Collected data:
= = = = = = =
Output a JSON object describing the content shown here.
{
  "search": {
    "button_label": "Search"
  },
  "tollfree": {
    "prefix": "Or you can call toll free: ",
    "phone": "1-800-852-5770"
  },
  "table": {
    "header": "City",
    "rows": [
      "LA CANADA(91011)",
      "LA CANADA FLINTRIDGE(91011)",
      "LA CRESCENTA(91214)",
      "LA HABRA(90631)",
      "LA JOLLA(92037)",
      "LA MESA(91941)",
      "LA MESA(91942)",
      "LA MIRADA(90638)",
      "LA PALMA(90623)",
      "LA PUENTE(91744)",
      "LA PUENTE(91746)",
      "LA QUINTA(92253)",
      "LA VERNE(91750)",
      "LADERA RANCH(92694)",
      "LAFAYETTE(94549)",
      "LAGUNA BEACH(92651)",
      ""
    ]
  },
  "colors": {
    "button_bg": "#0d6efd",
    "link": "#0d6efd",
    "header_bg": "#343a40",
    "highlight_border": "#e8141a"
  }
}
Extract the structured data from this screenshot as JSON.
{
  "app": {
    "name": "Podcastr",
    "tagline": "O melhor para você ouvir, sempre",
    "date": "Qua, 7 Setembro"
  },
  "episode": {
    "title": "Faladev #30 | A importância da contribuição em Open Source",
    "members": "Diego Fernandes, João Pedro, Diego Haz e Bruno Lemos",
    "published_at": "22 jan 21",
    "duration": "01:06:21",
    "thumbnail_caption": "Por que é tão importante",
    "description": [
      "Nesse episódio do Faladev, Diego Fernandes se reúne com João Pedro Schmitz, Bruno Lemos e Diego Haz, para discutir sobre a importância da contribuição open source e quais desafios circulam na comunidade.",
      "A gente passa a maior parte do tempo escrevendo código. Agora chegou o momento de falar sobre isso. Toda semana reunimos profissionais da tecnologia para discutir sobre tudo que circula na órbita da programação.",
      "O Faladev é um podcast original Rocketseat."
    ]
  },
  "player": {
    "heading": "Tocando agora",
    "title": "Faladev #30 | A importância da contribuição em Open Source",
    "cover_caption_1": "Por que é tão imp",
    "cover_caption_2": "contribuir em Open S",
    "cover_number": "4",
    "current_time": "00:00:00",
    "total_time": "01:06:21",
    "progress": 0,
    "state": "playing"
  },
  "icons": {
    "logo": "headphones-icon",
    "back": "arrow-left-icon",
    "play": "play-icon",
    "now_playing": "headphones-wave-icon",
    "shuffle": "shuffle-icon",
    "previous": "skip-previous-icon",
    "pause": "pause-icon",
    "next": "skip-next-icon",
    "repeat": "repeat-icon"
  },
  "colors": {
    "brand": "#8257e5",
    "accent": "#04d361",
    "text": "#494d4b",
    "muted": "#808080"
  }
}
= = = = = = =
Copy all the entries verbatim.

Output of the task -
Output a JSON object describing the content shown here.
{
  "search": {
    "button_label": "Search"
  },
  "tollfree": {
    "prefix": "Or you can call toll free: ",
    "phone": "1-800-852-5770"
  },
  "table": {
    "header": "City",
    "rows": [
      "LA CANADA(91011)",
      "LA CANADA FLINTRIDGE(91011)",
      "LA CRESCENTA(91214)",
      "LA HABRA(90631)",
      "LA JOLLA(92037)",
      "LA MESA(91941)",
      "LA MESA(91942)",
      "LA MIRADA(90638)",
      "LA PALMA(90623)",
      "LA PUENTE(91744)",
      "LA PUENTE(91746)",
      "LA QUINTA(92253)",
      "LA VERNE(91750)",
      "LADERA RANCH(92694)",
      "LAFAYETTE(94549)",
      "LAGUNA BEACH(92651)",
      ""
    ]
  },
  "colors": {
    "button_bg": "#0d6efd",
    "link": "#0d6efd",
    "header_bg": "#343a40",
    "highlight_border": "#e8141a"
  }
}
Extract the structured data from this screenshot as JSON.
{
  "app": {
    "name": "Podcastr",
    "tagline": "O melhor para você ouvir, sempre",
    "date": "Qua, 7 Setembro"
  },
  "episode": {
    "title": "Faladev #30 | A importância da contribuição em Open Source",
    "members": "Diego Fernandes, João Pedro, Diego Haz e Bruno Lemos",
    "published_at": "22 jan 21",
    "duration": "01:06:21",
    "thumbnail_caption": "Por que é tão importante",
    "description": [
      "Nesse episódio do Faladev, Diego Fernandes se reúne com João Pedro Schmitz, Bruno Lemos e Diego Haz, para discutir sobre a importância da contribuição open source e quais desafios circulam na comunidade.",
      "A gente passa a maior parte do tempo escrevendo código. Agora chegou o momento de falar sobre isso. Toda semana reunimos profissionais da tecnologia para discutir sobre tudo que circula na órbita da programação.",
      "O Faladev é um podcast original Rocketseat."
    ]
  },
  "player": {
    "heading": "Tocando agora",
    "title": "Faladev #30 | A importância da contribuição em Open Source",
    "cover_caption_1": "Por que é tão imp",
    "cover_caption_2": "contribuir em Open S",
    "cover_number": "4",
    "current_time": "00:00:00",
    "total_time": "01:06:21",
    "progress": 0,
    "state": "playing"
  },
  "icons": {
    "logo": "headphones-icon",
    "back": "arrow-left-icon",
    "play": "play-icon",
    "now_playing": "headphones-wave-icon",
    "shuffle": "shuffle-icon",
    "previous": "skip-previous-icon",
    "pause": "pause-icon",
    "next": "skip-next-icon",
    "repeat": "repeat-icon"
  },
  "colors": {
    "brand": "#8257e5",
    "accent": "#04d361",
    "text": "#494d4b",
    "muted": "#808080"
  }
}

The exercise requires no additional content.